Where a line in the listing below contains the word "bottom", copy that line.
################
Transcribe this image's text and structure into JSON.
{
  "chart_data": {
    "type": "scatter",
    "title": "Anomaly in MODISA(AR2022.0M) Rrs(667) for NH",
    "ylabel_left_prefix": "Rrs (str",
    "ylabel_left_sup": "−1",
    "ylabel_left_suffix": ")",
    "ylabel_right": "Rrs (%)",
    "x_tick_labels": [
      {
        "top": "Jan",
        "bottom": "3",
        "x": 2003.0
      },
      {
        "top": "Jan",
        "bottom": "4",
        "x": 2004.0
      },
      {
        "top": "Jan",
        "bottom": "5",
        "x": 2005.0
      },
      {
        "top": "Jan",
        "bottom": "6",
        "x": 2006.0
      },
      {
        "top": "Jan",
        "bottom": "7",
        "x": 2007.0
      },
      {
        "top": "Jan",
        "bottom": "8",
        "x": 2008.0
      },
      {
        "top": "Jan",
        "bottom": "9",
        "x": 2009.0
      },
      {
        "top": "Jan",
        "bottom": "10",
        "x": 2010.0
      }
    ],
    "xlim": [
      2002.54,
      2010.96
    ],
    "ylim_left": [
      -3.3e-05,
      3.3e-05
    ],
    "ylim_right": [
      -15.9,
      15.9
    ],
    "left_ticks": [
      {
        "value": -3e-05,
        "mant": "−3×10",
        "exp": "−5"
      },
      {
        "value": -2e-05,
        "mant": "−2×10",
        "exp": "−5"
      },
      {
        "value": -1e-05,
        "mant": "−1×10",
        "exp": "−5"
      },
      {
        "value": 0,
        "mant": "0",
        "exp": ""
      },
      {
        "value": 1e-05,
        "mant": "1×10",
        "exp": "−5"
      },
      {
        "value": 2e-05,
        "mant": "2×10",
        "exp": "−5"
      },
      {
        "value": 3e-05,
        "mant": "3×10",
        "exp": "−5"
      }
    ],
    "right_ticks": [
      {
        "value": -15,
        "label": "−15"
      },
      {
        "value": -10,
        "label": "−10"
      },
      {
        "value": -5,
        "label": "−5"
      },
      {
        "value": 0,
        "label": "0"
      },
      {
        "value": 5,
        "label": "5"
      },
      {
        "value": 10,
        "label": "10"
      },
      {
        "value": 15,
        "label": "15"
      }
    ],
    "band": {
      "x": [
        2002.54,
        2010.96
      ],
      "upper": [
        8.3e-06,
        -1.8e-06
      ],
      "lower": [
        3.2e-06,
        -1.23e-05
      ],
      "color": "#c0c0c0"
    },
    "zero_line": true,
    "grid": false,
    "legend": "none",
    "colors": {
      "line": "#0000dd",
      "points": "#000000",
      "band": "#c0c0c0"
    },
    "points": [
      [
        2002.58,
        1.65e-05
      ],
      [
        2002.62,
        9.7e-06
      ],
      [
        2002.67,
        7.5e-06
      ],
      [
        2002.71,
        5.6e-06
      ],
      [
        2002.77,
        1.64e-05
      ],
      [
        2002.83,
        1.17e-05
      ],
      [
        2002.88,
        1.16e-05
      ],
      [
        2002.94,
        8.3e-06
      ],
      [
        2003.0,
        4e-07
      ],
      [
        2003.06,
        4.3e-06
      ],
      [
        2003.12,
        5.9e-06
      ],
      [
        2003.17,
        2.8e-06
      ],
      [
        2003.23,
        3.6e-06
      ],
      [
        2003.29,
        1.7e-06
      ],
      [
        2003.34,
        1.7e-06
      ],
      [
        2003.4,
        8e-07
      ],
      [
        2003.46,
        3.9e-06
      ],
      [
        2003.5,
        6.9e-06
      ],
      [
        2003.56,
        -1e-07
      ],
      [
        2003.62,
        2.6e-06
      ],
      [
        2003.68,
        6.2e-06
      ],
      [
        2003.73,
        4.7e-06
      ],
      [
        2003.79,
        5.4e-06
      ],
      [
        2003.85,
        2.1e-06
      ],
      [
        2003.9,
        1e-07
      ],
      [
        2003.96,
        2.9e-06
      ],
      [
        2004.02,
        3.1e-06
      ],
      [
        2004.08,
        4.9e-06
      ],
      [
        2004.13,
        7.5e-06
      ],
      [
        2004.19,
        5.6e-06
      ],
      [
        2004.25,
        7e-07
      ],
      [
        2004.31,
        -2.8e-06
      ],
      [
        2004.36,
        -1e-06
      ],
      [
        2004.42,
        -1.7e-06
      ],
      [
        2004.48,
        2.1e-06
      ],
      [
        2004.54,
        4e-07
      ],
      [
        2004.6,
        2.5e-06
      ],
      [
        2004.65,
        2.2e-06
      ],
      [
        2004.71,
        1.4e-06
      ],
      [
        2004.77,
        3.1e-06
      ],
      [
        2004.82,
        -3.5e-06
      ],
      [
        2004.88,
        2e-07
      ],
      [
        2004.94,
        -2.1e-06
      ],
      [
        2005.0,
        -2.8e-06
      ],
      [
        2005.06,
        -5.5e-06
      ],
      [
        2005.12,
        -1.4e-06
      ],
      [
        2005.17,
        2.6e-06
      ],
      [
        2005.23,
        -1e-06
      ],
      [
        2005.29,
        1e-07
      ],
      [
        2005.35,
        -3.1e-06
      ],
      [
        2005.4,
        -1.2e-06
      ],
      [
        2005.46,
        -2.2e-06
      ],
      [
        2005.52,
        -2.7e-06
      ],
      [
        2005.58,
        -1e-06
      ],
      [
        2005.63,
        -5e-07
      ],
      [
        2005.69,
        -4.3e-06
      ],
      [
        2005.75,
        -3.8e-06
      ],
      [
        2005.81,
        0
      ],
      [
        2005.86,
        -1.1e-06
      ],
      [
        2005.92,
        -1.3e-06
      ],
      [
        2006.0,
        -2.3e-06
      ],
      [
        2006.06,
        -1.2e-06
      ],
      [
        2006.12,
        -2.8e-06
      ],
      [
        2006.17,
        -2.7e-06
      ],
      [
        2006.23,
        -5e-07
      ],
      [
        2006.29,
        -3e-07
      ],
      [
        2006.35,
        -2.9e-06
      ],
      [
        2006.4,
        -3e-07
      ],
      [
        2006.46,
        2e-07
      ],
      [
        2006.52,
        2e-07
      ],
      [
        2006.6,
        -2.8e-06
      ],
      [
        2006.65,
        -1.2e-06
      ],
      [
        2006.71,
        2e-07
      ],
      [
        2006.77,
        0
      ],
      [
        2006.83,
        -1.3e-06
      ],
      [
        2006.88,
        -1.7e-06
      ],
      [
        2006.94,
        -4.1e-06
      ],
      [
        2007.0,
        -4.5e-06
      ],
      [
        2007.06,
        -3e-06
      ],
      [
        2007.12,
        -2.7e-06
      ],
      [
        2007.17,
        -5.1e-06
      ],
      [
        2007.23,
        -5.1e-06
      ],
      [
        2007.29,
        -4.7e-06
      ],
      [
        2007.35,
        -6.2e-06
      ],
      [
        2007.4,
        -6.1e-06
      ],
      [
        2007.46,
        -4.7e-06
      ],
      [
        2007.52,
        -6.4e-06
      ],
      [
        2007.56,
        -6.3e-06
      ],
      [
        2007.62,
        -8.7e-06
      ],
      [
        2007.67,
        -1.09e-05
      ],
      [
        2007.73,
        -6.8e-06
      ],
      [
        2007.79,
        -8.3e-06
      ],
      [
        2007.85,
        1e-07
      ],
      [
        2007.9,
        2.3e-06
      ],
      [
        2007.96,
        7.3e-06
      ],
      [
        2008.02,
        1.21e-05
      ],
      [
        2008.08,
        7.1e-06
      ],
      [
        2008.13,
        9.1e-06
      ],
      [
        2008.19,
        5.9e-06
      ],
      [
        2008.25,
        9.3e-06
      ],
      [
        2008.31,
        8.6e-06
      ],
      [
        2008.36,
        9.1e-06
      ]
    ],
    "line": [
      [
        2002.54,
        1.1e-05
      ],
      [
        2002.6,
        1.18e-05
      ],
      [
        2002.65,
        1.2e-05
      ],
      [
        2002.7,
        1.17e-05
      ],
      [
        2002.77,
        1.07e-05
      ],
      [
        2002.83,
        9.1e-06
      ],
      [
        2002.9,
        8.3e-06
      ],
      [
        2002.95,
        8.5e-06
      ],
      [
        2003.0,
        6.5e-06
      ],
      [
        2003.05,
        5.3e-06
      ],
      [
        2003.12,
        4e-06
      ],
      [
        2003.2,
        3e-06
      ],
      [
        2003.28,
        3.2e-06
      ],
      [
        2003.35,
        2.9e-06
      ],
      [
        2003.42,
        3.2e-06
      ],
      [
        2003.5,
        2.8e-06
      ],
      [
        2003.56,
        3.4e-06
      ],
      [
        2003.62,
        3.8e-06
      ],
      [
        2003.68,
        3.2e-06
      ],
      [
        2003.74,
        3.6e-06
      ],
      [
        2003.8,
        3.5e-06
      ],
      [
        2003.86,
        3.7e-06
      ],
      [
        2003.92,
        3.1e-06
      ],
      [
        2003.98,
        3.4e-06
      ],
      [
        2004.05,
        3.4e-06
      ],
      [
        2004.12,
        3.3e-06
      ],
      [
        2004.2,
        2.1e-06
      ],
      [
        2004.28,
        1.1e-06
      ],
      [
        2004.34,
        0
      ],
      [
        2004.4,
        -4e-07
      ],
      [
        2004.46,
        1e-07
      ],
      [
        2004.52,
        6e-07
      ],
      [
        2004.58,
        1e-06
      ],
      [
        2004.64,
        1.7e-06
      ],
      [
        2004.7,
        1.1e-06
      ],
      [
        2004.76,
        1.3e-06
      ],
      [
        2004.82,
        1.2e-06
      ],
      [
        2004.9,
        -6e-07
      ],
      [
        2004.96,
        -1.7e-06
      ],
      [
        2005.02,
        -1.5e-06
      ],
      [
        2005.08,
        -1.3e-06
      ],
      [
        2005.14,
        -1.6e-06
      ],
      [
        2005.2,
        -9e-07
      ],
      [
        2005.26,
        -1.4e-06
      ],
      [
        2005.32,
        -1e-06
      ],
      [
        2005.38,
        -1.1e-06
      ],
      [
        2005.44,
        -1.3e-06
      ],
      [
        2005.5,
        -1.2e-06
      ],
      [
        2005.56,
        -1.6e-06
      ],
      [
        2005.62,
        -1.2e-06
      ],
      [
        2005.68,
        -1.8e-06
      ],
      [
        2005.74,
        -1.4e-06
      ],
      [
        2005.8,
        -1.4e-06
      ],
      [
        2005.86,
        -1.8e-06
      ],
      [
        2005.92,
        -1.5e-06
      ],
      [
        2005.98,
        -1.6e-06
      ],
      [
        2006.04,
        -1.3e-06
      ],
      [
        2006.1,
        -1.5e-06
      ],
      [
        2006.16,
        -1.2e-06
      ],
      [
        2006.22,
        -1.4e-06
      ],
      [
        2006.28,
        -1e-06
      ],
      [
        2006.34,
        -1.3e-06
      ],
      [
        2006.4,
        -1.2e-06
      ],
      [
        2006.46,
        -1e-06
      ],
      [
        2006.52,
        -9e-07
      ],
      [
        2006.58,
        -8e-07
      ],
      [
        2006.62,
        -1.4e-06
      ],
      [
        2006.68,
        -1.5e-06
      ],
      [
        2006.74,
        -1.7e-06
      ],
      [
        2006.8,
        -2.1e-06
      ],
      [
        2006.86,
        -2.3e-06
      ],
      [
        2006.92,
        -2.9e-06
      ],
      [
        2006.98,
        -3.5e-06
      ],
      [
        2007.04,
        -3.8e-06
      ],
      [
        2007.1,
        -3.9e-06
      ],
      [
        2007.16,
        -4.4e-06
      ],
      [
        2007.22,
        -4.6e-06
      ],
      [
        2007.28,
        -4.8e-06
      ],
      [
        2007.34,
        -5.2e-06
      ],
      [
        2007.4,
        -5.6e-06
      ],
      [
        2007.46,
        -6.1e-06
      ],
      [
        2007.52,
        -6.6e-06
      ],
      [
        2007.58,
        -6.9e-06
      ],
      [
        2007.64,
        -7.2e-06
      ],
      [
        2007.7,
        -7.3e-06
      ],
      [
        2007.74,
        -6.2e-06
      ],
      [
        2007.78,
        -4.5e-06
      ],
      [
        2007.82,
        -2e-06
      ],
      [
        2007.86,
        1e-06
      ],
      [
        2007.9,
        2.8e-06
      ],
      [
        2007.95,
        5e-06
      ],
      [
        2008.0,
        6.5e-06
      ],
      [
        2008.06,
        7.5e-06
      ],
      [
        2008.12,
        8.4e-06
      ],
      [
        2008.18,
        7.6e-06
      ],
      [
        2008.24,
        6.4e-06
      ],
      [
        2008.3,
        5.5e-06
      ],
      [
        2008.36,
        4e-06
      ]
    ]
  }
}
################
__Task response__.
        "bottom": "3",
        "bottom": "4",
        "bottom": "5",
        "bottom": "6",
        "bottom": "7",
        "bottom": "8",
        "bottom": "9",
        "bottom": "10",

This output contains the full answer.